[Dataset rows]
— begin —

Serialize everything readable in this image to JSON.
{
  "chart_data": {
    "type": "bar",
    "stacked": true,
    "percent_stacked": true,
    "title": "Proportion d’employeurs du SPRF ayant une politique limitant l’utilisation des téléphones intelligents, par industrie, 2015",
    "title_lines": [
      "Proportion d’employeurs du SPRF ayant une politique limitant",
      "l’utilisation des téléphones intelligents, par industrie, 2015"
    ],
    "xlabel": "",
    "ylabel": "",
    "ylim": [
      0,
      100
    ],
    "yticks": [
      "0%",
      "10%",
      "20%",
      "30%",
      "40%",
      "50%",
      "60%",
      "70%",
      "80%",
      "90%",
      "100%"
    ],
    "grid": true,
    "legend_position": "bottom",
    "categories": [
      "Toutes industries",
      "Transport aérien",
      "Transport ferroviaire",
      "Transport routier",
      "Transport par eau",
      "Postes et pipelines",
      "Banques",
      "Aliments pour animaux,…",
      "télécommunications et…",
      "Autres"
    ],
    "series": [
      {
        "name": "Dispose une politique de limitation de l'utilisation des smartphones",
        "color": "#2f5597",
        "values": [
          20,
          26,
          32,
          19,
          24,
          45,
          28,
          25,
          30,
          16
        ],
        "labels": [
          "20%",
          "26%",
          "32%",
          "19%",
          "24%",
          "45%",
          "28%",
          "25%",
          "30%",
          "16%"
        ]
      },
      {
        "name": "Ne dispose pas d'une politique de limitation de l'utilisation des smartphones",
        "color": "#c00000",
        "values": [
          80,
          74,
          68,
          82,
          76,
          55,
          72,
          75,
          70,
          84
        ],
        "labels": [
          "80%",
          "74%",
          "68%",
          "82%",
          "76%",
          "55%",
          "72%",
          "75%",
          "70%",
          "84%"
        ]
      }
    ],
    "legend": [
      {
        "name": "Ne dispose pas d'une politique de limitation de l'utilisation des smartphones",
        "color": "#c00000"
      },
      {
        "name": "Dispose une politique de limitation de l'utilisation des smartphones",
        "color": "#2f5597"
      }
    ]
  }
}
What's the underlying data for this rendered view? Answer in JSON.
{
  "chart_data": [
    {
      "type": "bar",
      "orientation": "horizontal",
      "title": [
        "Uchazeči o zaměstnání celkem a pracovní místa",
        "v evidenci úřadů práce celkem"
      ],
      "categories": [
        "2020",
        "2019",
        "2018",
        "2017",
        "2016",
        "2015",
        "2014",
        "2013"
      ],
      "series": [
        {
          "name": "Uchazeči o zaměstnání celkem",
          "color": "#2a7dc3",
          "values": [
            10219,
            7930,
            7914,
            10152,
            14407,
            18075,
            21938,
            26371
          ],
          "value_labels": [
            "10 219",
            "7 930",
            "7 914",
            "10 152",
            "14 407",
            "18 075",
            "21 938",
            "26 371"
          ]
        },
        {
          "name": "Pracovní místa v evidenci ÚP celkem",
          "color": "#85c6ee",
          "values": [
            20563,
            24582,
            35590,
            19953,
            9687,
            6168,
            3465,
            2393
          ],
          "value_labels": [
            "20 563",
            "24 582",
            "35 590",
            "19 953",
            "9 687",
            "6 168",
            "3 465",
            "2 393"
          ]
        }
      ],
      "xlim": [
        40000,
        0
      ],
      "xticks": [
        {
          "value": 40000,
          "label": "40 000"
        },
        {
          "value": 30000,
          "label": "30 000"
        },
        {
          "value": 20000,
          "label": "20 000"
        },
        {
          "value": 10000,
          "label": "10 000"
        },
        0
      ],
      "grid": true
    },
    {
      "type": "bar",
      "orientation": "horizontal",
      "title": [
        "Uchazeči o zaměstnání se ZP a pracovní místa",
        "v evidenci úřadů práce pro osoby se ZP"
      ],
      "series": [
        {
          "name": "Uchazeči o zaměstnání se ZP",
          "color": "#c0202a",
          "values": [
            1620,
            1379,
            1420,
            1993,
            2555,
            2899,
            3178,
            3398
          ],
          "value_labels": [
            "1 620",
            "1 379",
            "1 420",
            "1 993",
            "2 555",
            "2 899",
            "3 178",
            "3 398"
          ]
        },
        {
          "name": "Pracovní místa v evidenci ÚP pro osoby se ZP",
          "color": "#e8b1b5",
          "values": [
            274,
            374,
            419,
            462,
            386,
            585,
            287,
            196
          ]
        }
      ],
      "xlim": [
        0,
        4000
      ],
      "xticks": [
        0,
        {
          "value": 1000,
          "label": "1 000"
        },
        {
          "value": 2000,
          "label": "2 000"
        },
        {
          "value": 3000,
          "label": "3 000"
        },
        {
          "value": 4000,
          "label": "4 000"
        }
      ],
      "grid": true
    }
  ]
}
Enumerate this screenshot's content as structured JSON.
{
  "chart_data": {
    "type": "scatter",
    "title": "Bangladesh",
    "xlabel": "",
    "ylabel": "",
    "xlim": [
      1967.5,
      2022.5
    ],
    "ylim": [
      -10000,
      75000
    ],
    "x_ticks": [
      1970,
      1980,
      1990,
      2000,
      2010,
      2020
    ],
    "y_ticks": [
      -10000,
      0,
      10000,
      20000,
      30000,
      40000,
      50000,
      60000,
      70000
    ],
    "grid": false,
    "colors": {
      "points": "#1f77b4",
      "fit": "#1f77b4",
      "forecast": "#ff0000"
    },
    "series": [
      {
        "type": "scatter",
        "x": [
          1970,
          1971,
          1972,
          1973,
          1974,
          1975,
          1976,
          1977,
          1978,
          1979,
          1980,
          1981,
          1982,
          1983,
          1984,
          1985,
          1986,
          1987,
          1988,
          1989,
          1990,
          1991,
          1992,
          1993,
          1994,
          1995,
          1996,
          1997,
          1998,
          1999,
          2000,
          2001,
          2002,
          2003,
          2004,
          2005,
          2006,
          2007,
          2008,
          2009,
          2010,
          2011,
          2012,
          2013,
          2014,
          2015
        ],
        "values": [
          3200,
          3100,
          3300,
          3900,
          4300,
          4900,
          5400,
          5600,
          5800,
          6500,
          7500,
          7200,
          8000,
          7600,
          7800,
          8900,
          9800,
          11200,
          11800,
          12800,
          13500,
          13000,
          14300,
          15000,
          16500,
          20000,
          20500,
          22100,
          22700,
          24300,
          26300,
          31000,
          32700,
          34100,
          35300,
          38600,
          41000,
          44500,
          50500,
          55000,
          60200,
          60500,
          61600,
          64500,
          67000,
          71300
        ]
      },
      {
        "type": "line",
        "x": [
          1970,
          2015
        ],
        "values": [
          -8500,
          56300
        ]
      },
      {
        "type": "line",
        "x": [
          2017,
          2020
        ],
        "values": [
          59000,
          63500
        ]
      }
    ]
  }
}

— end —

* **Given instruction**:
Copy each line of the records that contains the word "úřadů".

* **Reply to the exercise**:
        "v evidenci úřadů práce celkem"
        "v evidenci úřadů práce pro osoby se ZP"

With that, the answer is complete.